• _What needs to be done_
Return each line containing "icon".
====================
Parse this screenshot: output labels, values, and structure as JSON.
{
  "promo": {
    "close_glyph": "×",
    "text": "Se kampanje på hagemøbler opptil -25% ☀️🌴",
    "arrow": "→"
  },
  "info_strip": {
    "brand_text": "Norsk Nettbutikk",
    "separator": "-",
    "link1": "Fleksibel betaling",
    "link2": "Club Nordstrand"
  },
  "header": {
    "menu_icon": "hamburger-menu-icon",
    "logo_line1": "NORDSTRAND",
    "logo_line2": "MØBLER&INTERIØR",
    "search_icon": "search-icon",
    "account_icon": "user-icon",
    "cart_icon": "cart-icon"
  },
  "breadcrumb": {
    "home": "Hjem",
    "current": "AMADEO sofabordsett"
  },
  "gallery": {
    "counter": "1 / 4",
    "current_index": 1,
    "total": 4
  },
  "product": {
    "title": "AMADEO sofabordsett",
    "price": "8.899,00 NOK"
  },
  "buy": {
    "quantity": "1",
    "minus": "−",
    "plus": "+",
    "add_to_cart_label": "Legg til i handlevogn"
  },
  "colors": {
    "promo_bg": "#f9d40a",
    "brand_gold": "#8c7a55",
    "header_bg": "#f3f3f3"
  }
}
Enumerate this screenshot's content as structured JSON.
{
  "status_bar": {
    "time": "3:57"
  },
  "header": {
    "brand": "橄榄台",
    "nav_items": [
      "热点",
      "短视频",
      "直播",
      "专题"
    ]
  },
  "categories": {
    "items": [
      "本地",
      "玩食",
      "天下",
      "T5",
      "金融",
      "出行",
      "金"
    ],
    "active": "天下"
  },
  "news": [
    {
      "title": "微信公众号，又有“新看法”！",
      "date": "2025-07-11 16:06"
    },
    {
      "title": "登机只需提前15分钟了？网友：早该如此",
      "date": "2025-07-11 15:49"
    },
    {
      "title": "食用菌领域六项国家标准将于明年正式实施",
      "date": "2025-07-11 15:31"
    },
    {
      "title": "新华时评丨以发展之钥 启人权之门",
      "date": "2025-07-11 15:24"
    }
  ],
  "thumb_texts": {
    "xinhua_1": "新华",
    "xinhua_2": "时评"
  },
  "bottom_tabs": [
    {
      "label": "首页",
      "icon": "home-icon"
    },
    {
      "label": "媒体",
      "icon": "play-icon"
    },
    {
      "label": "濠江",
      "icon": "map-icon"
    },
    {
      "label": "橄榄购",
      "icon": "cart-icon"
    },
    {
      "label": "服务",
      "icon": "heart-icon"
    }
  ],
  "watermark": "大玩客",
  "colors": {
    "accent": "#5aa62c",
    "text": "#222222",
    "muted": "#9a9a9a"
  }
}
====================
• _Result below_
    "menu_icon": "hamburger-menu-icon",
    "search_icon": "search-icon",
    "account_icon": "user-icon",
    "cart_icon": "cart-icon"
      "icon": "home-icon"
      "icon": "play-icon"
      "icon": "map-icon"
      "icon": "cart-icon"
      "icon": "heart-icon"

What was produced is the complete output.